GOAL —
Go through the material below and copy all lines with "ETHER".
## Begin SOURCE DATA
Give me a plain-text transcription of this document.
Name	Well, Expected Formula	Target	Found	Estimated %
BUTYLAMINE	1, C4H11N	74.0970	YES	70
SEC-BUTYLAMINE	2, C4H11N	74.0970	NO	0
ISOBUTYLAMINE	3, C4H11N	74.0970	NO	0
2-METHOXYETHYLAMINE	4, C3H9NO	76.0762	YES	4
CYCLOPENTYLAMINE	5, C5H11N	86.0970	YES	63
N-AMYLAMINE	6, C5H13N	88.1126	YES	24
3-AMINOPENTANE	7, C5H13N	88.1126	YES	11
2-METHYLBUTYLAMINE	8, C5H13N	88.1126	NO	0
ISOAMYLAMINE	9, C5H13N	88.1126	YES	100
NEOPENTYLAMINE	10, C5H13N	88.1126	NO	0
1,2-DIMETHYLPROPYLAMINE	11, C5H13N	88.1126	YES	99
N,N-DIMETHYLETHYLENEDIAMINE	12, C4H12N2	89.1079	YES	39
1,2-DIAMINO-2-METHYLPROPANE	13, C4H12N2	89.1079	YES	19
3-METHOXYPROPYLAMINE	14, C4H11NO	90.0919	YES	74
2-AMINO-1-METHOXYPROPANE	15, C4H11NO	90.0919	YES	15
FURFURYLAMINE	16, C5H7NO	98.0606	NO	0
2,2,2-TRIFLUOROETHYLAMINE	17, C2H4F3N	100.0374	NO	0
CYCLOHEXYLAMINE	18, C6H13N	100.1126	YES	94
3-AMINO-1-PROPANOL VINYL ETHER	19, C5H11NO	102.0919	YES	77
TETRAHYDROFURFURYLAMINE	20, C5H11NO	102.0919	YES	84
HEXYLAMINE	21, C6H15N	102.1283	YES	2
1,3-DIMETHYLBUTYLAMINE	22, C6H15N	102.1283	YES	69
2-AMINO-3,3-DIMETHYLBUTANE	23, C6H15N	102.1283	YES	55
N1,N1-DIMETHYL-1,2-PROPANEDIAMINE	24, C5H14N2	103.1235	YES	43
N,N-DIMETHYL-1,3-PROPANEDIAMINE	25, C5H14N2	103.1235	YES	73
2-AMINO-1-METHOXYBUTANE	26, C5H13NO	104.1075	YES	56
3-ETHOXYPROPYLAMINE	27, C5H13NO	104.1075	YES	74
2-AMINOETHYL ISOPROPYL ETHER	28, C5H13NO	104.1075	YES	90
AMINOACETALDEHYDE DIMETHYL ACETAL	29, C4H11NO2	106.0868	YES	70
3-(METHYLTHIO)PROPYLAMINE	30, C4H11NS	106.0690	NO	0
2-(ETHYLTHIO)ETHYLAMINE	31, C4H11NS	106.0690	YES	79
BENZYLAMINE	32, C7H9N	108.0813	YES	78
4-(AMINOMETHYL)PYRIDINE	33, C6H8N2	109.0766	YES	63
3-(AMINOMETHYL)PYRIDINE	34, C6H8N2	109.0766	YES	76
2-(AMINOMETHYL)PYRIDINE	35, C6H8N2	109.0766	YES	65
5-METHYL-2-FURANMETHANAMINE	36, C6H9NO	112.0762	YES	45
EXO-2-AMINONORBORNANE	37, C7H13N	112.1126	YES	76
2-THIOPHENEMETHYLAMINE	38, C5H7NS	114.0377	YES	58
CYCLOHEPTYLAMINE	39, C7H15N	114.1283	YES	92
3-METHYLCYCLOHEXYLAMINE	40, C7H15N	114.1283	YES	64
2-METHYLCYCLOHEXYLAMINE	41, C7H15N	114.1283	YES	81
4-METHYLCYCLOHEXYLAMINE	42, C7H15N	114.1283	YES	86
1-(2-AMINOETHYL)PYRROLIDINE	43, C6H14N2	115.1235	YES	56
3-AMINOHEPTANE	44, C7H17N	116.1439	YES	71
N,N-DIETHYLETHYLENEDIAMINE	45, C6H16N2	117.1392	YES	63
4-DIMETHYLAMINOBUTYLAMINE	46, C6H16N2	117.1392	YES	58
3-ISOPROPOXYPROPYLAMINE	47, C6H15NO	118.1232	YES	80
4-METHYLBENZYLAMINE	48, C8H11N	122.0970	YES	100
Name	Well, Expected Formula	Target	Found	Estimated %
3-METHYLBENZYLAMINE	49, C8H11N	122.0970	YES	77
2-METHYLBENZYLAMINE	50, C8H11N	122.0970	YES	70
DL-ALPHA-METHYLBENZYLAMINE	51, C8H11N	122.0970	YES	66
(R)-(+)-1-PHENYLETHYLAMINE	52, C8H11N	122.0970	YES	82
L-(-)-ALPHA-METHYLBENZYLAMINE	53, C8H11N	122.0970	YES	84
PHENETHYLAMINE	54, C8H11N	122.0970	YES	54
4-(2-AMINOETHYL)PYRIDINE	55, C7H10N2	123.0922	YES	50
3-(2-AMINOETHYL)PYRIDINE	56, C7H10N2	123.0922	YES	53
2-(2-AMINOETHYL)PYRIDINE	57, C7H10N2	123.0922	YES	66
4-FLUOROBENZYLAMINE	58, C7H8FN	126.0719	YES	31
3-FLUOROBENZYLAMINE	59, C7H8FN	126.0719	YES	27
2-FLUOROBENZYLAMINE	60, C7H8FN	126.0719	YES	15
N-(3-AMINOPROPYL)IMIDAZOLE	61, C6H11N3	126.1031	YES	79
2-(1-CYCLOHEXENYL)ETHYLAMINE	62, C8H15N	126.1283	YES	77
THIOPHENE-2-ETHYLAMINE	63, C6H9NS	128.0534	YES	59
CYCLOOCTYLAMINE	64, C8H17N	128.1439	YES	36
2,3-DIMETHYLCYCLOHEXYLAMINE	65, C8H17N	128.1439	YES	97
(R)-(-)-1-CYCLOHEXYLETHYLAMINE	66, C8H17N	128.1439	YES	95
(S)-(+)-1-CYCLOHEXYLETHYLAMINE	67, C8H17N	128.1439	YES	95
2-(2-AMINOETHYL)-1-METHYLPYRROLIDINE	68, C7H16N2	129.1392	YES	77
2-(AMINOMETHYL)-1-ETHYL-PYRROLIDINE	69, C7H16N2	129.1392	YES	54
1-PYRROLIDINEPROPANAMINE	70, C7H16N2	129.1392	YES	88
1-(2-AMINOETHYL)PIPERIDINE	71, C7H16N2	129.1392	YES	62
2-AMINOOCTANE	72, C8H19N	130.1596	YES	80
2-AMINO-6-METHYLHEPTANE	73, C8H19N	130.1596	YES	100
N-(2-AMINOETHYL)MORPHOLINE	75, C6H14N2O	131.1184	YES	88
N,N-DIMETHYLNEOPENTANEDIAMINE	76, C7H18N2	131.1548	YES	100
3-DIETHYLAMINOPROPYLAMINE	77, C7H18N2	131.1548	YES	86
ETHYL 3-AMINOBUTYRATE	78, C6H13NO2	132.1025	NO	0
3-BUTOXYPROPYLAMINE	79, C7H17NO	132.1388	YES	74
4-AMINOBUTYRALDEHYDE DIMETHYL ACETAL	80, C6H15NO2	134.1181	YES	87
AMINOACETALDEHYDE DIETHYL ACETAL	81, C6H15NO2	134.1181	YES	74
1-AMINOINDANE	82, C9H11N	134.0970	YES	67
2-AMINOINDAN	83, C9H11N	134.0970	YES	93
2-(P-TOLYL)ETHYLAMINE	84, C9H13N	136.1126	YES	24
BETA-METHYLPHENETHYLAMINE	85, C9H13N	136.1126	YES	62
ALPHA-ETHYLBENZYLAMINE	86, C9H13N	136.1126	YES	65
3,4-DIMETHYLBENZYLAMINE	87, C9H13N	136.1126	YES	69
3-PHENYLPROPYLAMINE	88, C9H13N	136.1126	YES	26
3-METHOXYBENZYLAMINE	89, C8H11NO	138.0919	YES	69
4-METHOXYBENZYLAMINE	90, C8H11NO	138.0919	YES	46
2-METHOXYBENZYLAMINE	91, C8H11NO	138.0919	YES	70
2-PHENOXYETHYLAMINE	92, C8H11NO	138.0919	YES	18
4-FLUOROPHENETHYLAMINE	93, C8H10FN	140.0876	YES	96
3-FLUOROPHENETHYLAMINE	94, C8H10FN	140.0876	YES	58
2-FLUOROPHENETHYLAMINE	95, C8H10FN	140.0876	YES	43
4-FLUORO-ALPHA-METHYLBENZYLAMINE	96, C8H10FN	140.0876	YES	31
## End SOURCE DATA
THE COMPLETED TASK —
3-AMINO-1-PROPANOL VINYL ETHER	19, C5H11NO	102.0919	YES	77
2-AMINOETHYL ISOPROPYL ETHER	28, C5H13NO	104.1075	YES	90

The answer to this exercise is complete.